Task requirements:
Retype each record shown below, leaving every character as it is.
(begin)
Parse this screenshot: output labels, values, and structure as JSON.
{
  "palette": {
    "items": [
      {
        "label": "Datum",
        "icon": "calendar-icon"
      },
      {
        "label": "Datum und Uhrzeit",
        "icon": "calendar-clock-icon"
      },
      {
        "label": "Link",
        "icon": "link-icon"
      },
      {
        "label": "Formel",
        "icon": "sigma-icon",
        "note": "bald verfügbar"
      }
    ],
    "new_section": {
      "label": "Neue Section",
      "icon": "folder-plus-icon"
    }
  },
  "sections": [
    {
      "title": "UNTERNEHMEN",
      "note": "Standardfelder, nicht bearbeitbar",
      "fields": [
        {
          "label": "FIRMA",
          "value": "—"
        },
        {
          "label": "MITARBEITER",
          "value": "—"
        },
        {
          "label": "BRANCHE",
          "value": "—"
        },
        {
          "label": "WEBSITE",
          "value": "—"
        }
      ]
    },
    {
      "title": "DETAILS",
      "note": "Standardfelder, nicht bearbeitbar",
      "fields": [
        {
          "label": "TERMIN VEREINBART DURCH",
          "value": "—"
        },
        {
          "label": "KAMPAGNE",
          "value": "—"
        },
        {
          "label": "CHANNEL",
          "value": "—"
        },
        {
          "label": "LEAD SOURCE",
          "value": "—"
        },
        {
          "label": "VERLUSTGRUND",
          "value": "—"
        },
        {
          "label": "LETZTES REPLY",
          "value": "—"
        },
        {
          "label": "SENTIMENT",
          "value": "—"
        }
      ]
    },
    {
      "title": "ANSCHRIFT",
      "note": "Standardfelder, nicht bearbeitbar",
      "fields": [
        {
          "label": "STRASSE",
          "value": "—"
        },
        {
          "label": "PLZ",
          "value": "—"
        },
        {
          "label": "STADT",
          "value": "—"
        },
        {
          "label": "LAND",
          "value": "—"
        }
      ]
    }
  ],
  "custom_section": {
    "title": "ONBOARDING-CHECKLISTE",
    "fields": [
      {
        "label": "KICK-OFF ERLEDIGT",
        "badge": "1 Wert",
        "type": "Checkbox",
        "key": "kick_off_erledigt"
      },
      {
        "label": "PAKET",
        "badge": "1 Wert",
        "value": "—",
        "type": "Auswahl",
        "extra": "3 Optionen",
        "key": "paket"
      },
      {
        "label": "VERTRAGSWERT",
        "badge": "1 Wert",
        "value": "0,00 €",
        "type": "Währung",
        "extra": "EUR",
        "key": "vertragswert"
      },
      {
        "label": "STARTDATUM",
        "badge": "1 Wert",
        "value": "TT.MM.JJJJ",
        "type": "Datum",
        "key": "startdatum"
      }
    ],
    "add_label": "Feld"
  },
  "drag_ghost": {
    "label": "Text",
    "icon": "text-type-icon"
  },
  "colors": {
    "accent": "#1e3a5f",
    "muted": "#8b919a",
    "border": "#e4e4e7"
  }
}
(end)
Result:
Parse this screenshot: output labels, values, and structure as JSON.
{
  "palette": {
    "items": [
      {
        "label": "Datum",
        "icon": "calendar-icon"
      },
      {
        "label": "Datum und Uhrzeit",
        "icon": "calendar-clock-icon"
      },
      {
        "label": "Link",
        "icon": "link-icon"
      },
      {
        "label": "Formel",
        "icon": "sigma-icon",
        "note": "bald verfügbar"
      }
    ],
    "new_section": {
      "label": "Neue Section",
      "icon": "folder-plus-icon"
    }
  },
  "sections": [
    {
      "title": "UNTERNEHMEN",
      "note": "Standardfelder, nicht bearbeitbar",
      "fields": [
        {
          "label": "FIRMA",
          "value": "—"
        },
        {
          "label": "MITARBEITER",
          "value": "—"
        },
        {
          "label": "BRANCHE",
          "value": "—"
        },
        {
          "label": "WEBSITE",
          "value": "—"
        }
      ]
    },
    {
      "title": "DETAILS",
      "note": "Standardfelder, nicht bearbeitbar",
      "fields": [
        {
          "label": "TERMIN VEREINBART DURCH",
          "value": "—"
        },
        {
          "label": "KAMPAGNE",
          "value": "—"
        },
        {
          "label": "CHANNEL",
          "value": "—"
        },
        {
          "label": "LEAD SOURCE",
          "value": "—"
        },
        {
          "label": "VERLUSTGRUND",
          "value": "—"
        },
        {
          "label": "LETZTES REPLY",
          "value": "—"
        },
        {
          "label": "SENTIMENT",
          "value": "—"
        }
      ]
    },
    {
      "title": "ANSCHRIFT",
      "note": "Standardfelder, nicht bearbeitbar",
      "fields": [
        {
          "label": "STRASSE",
          "value": "—"
        },
        {
          "label": "PLZ",
          "value": "—"
        },
        {
          "label": "STADT",
          "value": "—"
        },
        {
          "label": "LAND",
          "value": "—"
        }
      ]
    }
  ],
  "custom_section": {
    "title": "ONBOARDING-CHECKLISTE",
    "fields": [
      {
        "label": "KICK-OFF ERLEDIGT",
        "badge": "1 Wert",
        "type": "Checkbox",
        "key": "kick_off_erledigt"
      },
      {
        "label": "PAKET",
        "badge": "1 Wert",
        "value": "—",
        "type": "Auswahl",
        "extra": "3 Optionen",
        "key": "paket"
      },
      {
        "label": "VERTRAGSWERT",
        "badge": "1 Wert",
        "value": "0,00 €",
        "type": "Währung",
        "extra": "EUR",
        "key": "vertragswert"
      },
      {
        "label": "STARTDATUM",
        "badge": "1 Wert",
        "value": "TT.MM.JJJJ",
        "type": "Datum",
        "key": "startdatum"
      }
    ],
    "add_label": "Feld"
  },
  "drag_ghost": {
    "label": "Text",
    "icon": "text-type-icon"
  },
  "colors": {
    "accent": "#1e3a5f",
    "muted": "#8b919a",
    "border": "#e4e4e7"
  }
}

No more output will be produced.